## [Problem]
Leave out the pictures and repeat the rest of the material exactly.

## [Supplied material]
==============================
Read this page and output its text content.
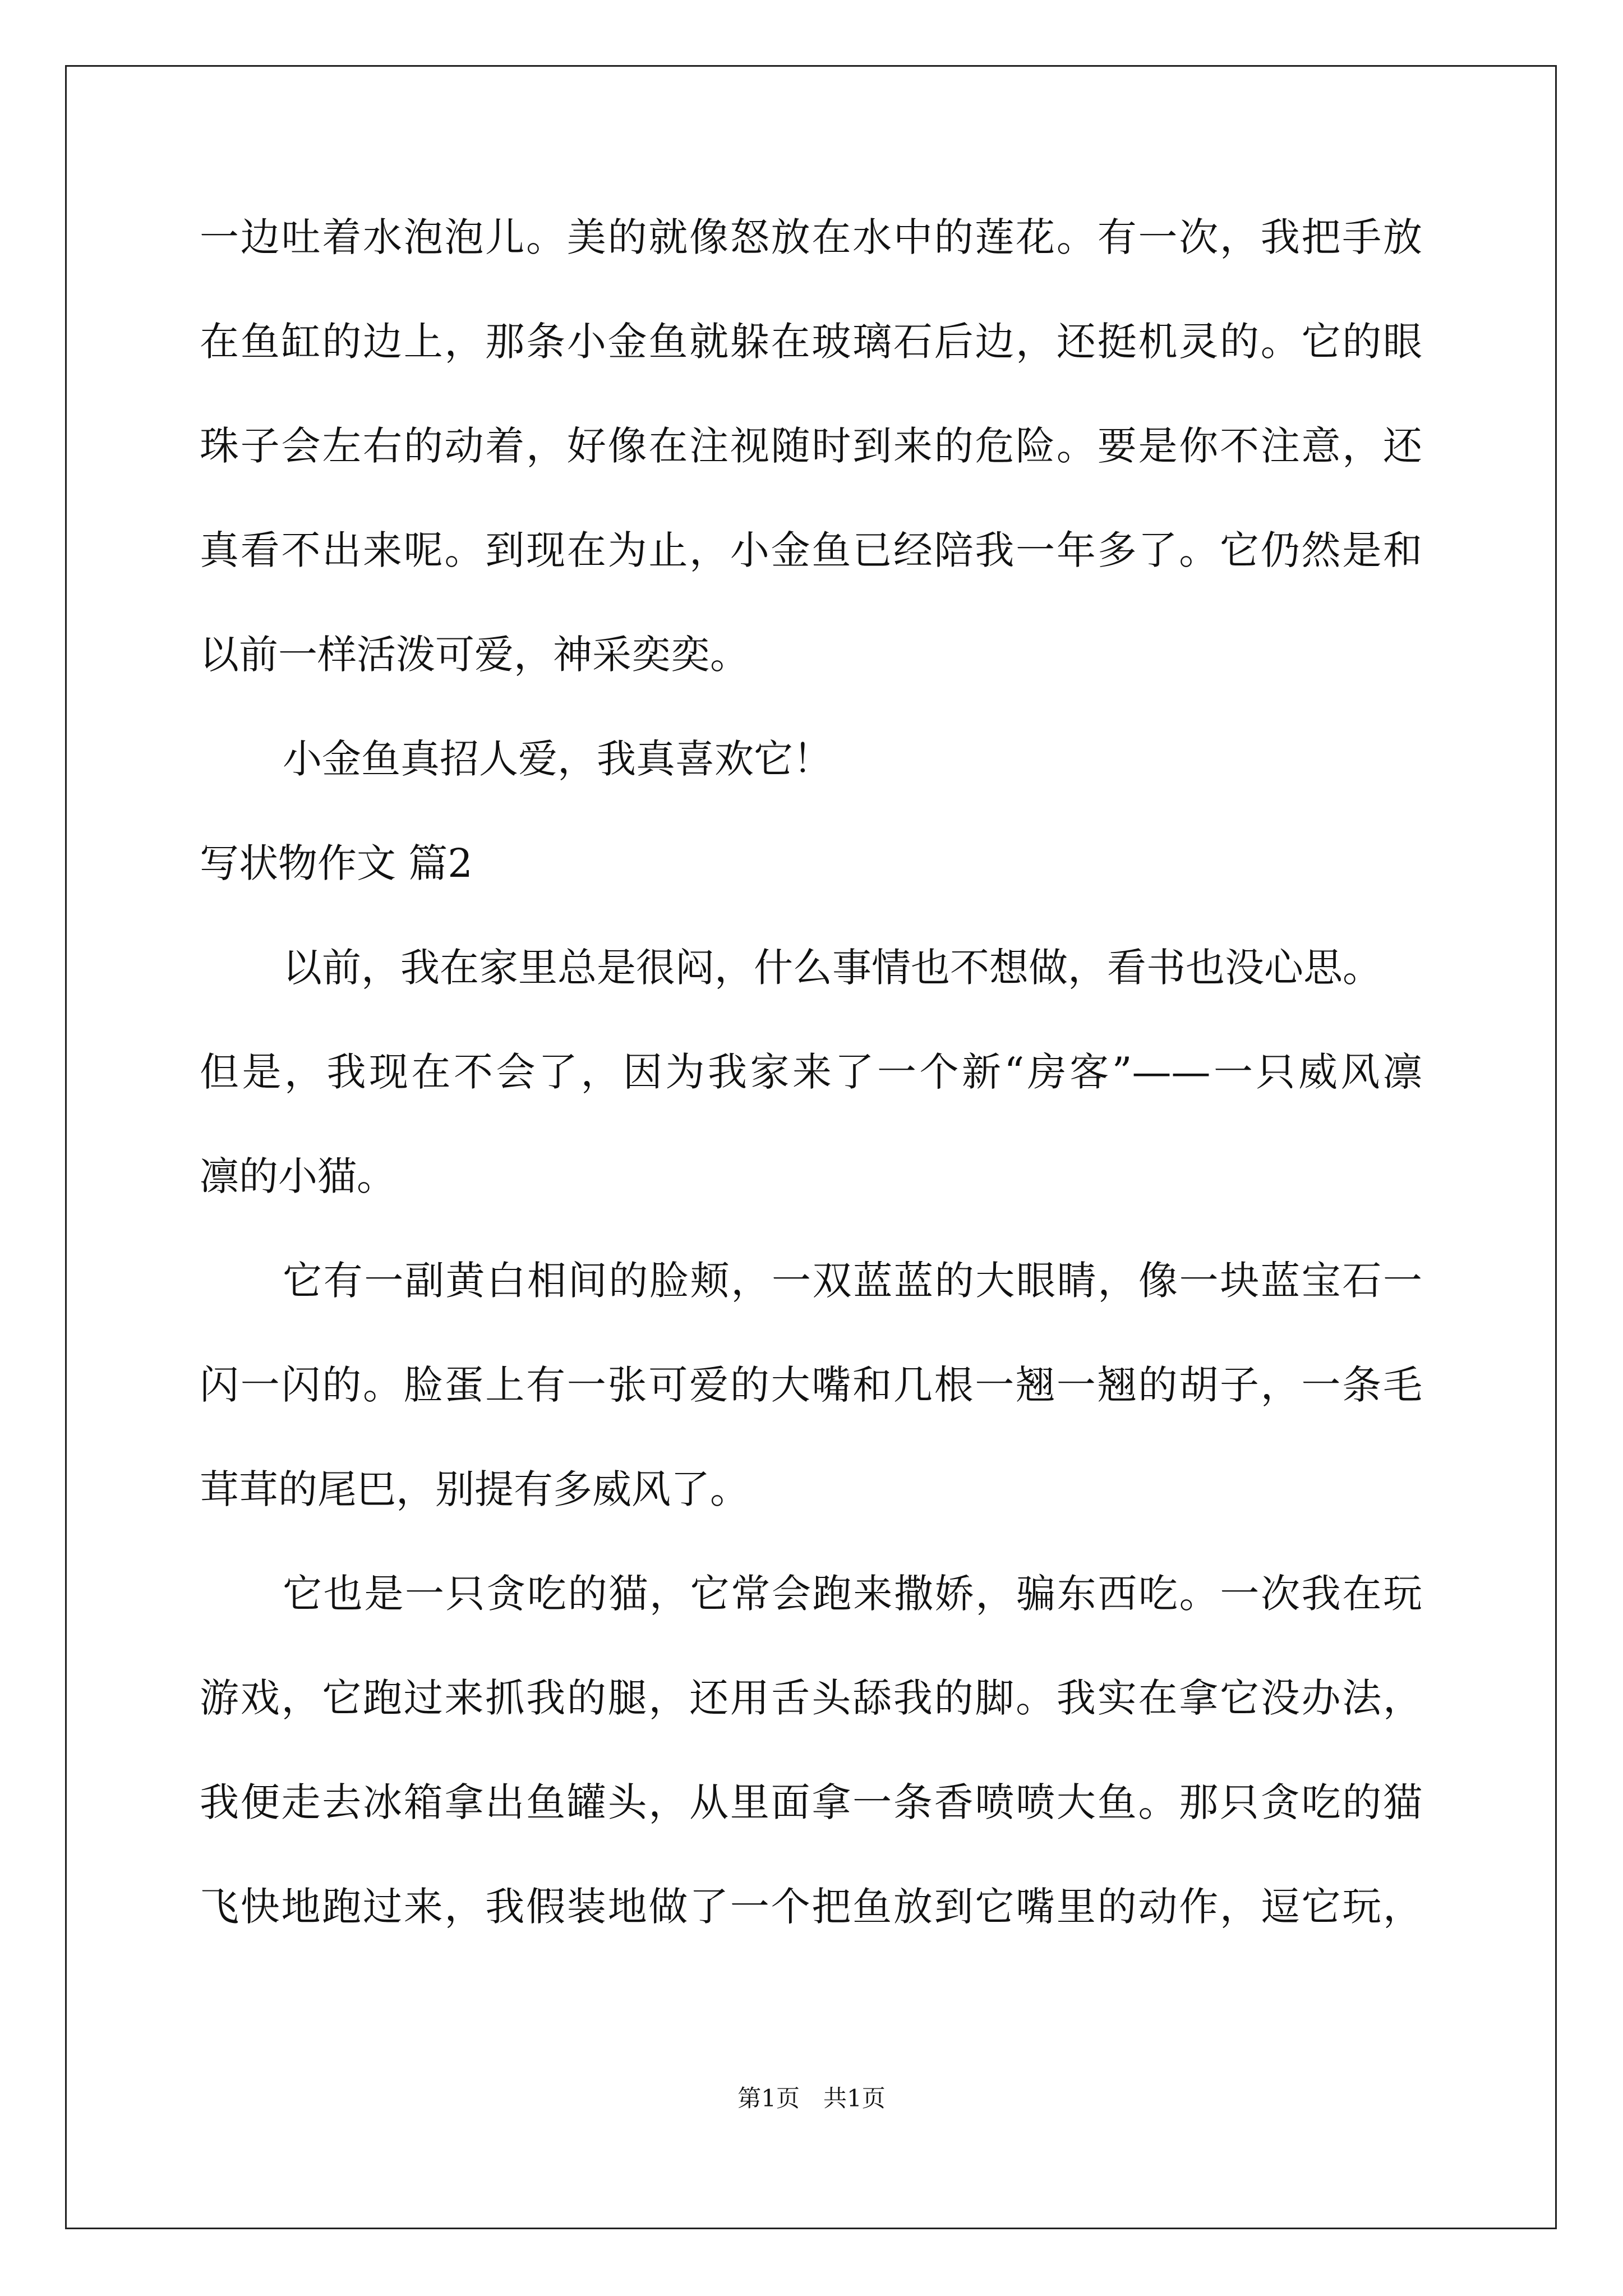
一边吐着水泡泡儿。美的就像怒放在水中的莲花。有一次，我把手放
在鱼缸的边上，那条小金鱼就躲在玻璃石后边，还挺机灵的。它的眼
珠子会左右的动着，好像在注视随时到来的危险。要是你不注意，还
真看不出来呢。到现在为止，小金鱼已经陪我一年多了。它仍然是和
以前一样活泼可爱，神采奕奕。
小金鱼真招人爱，我真喜欢它！
写状物作文 篇2
以前，我在家里总是很闷，什么事情也不想做，看书也没心思。
但是，我现在不会了，因为我家来了一个新“房客”——一只威风凛
凛的小猫。
它有一副黄白相间的脸颊，一双蓝蓝的大眼睛，像一块蓝宝石一
闪一闪的。脸蛋上有一张可爱的大嘴和几根一翘一翘的胡子，一条毛
茸茸的尾巴，别提有多威风了。
它也是一只贪吃的猫，它常会跑来撒娇，骗东西吃。一次我在玩
游戏，它跑过来抓我的腿，还用舌头舔我的脚。我实在拿它没办法，
我便走去冰箱拿出鱼罐头，从里面拿一条香喷喷大鱼。那只贪吃的猫
飞快地跑过来，我假装地做了一个把鱼放到它嘴里的动作，逗它玩，
第1页　共1页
==============================
## [Answer]
Read this page and output its text content.
一边吐着水泡泡儿。美的就像怒放在水中的莲花。有一次，我把手放
在鱼缸的边上，那条小金鱼就躲在玻璃石后边，还挺机灵的。它的眼
珠子会左右的动着，好像在注视随时到来的危险。要是你不注意，还
真看不出来呢。到现在为止，小金鱼已经陪我一年多了。它仍然是和
以前一样活泼可爱，神采奕奕。
小金鱼真招人爱，我真喜欢它！
写状物作文 篇2
以前，我在家里总是很闷，什么事情也不想做，看书也没心思。
但是，我现在不会了，因为我家来了一个新“房客”——一只威风凛
凛的小猫。
它有一副黄白相间的脸颊，一双蓝蓝的大眼睛，像一块蓝宝石一
闪一闪的。脸蛋上有一张可爱的大嘴和几根一翘一翘的胡子，一条毛
茸茸的尾巴，别提有多威风了。
它也是一只贪吃的猫，它常会跑来撒娇，骗东西吃。一次我在玩
游戏，它跑过来抓我的腿，还用舌头舔我的脚。我实在拿它没办法，
我便走去冰箱拿出鱼罐头，从里面拿一条香喷喷大鱼。那只贪吃的猫
飞快地跑过来，我假装地做了一个把鱼放到它嘴里的动作，逗它玩，
第1页　共1页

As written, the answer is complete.